╔══
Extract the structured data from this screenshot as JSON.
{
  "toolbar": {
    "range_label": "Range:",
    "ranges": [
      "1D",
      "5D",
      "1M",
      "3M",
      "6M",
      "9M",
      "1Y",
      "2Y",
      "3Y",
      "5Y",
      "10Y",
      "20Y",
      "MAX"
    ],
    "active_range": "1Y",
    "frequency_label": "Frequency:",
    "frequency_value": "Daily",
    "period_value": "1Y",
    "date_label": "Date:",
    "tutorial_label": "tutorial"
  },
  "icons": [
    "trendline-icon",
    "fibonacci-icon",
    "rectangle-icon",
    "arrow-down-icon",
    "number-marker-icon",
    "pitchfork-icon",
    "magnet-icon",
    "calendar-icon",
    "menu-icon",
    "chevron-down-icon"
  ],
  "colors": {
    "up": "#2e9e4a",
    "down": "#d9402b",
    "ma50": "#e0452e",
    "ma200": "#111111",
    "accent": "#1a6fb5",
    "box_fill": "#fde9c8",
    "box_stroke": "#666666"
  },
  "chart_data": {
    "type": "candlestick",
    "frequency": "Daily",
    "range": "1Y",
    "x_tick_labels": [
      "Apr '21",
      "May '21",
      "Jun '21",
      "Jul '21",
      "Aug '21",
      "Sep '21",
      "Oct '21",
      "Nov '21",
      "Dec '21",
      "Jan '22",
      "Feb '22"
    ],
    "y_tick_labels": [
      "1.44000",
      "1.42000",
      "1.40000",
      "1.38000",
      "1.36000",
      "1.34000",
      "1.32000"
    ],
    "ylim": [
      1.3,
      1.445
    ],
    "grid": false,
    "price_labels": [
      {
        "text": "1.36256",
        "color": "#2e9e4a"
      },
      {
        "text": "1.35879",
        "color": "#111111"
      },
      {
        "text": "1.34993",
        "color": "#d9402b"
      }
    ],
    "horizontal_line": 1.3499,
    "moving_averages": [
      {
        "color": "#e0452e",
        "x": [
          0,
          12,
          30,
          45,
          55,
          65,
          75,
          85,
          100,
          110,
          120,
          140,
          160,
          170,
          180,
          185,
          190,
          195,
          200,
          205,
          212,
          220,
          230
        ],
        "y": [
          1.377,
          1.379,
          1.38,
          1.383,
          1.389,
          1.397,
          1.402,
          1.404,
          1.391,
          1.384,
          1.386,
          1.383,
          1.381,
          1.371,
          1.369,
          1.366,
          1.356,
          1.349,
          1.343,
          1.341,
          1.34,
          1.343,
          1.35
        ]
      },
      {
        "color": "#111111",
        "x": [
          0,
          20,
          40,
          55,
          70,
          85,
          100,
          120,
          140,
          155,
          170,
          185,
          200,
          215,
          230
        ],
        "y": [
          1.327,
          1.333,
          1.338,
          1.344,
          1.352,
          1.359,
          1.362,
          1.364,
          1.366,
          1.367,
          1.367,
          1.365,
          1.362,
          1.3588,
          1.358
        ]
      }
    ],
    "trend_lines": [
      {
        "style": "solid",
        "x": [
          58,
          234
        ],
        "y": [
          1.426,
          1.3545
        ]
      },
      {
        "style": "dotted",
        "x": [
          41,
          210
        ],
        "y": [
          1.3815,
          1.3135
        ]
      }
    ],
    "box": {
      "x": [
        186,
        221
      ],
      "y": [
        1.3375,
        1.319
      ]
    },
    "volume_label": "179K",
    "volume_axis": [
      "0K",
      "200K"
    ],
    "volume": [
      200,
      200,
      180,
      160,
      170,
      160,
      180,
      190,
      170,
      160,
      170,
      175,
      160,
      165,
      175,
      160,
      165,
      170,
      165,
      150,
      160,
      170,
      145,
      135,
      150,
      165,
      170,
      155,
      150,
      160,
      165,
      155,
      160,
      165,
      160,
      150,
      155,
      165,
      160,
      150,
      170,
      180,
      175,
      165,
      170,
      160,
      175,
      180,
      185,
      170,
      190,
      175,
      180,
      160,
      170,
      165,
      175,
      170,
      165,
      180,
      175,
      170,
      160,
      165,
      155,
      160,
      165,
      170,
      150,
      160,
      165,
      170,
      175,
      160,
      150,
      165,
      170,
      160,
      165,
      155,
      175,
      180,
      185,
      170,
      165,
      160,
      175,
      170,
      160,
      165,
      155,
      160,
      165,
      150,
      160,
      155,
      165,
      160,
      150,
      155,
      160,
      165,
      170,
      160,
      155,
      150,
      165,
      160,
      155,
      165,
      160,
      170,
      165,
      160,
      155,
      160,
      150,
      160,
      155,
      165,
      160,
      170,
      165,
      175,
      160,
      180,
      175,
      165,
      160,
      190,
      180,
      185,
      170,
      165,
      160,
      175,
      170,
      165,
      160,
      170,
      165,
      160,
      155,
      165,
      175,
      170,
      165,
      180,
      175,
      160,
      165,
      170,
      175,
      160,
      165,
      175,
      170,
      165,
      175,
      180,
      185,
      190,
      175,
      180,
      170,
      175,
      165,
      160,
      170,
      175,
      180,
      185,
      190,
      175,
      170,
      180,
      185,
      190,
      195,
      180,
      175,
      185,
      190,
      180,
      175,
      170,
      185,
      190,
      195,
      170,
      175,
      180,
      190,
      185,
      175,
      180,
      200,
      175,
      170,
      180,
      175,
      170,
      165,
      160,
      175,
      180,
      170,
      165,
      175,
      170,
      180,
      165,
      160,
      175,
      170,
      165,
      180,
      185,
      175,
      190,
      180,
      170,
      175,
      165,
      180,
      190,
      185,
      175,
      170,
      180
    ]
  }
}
╚══
_Short problem:_ Exactly as written, please output every entry.

_Complete output:_
Extract the structured data from this screenshot as JSON.
{
  "toolbar": {
    "range_label": "Range:",
    "ranges": [
      "1D",
      "5D",
      "1M",
      "3M",
      "6M",
      "9M",
      "1Y",
      "2Y",
      "3Y",
      "5Y",
      "10Y",
      "20Y",
      "MAX"
    ],
    "active_range": "1Y",
    "frequency_label": "Frequency:",
    "frequency_value": "Daily",
    "period_value": "1Y",
    "date_label": "Date:",
    "tutorial_label": "tutorial"
  },
  "icons": [
    "trendline-icon",
    "fibonacci-icon",
    "rectangle-icon",
    "arrow-down-icon",
    "number-marker-icon",
    "pitchfork-icon",
    "magnet-icon",
    "calendar-icon",
    "menu-icon",
    "chevron-down-icon"
  ],
  "colors": {
    "up": "#2e9e4a",
    "down": "#d9402b",
    "ma50": "#e0452e",
    "ma200": "#111111",
    "accent": "#1a6fb5",
    "box_fill": "#fde9c8",
    "box_stroke": "#666666"
  },
  "chart_data": {
    "type": "candlestick",
    "frequency": "Daily",
    "range": "1Y",
    "x_tick_labels": [
      "Apr '21",
      "May '21",
      "Jun '21",
      "Jul '21",
      "Aug '21",
      "Sep '21",
      "Oct '21",
      "Nov '21",
      "Dec '21",
      "Jan '22",
      "Feb '22"
    ],
    "y_tick_labels": [
      "1.44000",
      "1.42000",
      "1.40000",
      "1.38000",
      "1.36000",
      "1.34000",
      "1.32000"
    ],
    "ylim": [
      1.3,
      1.445
    ],
    "grid": false,
    "price_labels": [
      {
        "text": "1.36256",
        "color": "#2e9e4a"
      },
      {
        "text": "1.35879",
        "color": "#111111"
      },
      {
        "text": "1.34993",
        "color": "#d9402b"
      }
    ],
    "horizontal_line": 1.3499,
    "moving_averages": [
      {
        "color": "#e0452e",
        "x": [
          0,
          12,
          30,
          45,
          55,
          65,
          75,
          85,
          100,
          110,
          120,
          140,
          160,
          170,
          180,
          185,
          190,
          195,
          200,
          205,
          212,
          220,
          230
        ],
        "y": [
          1.377,
          1.379,
          1.38,
          1.383,
          1.389,
          1.397,
          1.402,
          1.404,
          1.391,
          1.384,
          1.386,
          1.383,
          1.381,
          1.371,
          1.369,
          1.366,
          1.356,
          1.349,
          1.343,
          1.341,
          1.34,
          1.343,
          1.35
        ]
      },
      {
        "color": "#111111",
        "x": [
          0,
          20,
          40,
          55,
          70,
          85,
          100,
          120,
          140,
          155,
          170,
          185,
          200,
          215,
          230
        ],
        "y": [
          1.327,
          1.333,
          1.338,
          1.344,
          1.352,
          1.359,
          1.362,
          1.364,
          1.366,
          1.367,
          1.367,
          1.365,
          1.362,
          1.3588,
          1.358
        ]
      }
    ],
    "trend_lines": [
      {
        "style": "solid",
        "x": [
          58,
          234
        ],
        "y": [
          1.426,
          1.3545
        ]
      },
      {
        "style": "dotted",
        "x": [
          41,
          210
        ],
        "y": [
          1.3815,
          1.3135
        ]
      }
    ],
    "box": {
      "x": [
        186,
        221
      ],
      "y": [
        1.3375,
        1.319
      ]
    },
    "volume_label": "179K",
    "volume_axis": [
      "0K",
      "200K"
    ],
    "volume": [
      200,
      200,
      180,
      160,
      170,
      160,
      180,
      190,
      170,
      160,
      170,
      175,
      160,
      165,
      175,
      160,
      165,
      170,
      165,
      150,
      160,
      170,
      145,
      135,
      150,
      165,
      170,
      155,
      150,
      160,
      165,
      155,
      160,
      165,
      160,
      150,
      155,
      165,
      160,
      150,
      170,
      180,
      175,
      165,
      170,
      160,
      175,
      180,
      185,
      170,
      190,
      175,
      180,
      160,
      170,
      165,
      175,
      170,
      165,
      180,
      175,
      170,
      160,
      165,
      155,
      160,
      165,
      170,
      150,
      160,
      165,
      170,
      175,
      160,
      150,
      165,
      170,
      160,
      165,
      155,
      175,
      180,
      185,
      170,
      165,
      160,
      175,
      170,
      160,
      165,
      155,
      160,
      165,
      150,
      160,
      155,
      165,
      160,
      150,
      155,
      160,
      165,
      170,
      160,
      155,
      150,
      165,
      160,
      155,
      165,
      160,
      170,
      165,
      160,
      155,
      160,
      150,
      160,
      155,
      165,
      160,
      170,
      165,
      175,
      160,
      180,
      175,
      165,
      160,
      190,
      180,
      185,
      170,
      165,
      160,
      175,
      170,
      165,
      160,
      170,
      165,
      160,
      155,
      165,
      175,
      170,
      165,
      180,
      175,
      160,
      165,
      170,
      175,
      160,
      165,
      175,
      170,
      165,
      175,
      180,
      185,
      190,
      175,
      180,
      170,
      175,
      165,
      160,
      170,
      175,
      180,
      185,
      190,
      175,
      170,
      180,
      185,
      190,
      195,
      180,
      175,
      185,
      190,
      180,
      175,
      170,
      185,
      190,
      195,
      170,
      175,
      180,
      190,
      185,
      175,
      180,
      200,
      175,
      170,
      180,
      175,
      170,
      165,
      160,
      175,
      180,
      170,
      165,
      175,
      170,
      180,
      165,
      160,
      175,
      170,
      165,
      180,
      185,
      175,
      190,
      180,
      170,
      175,
      165,
      180,
      190,
      185,
      175,
      170,
      180
    ]
  }
}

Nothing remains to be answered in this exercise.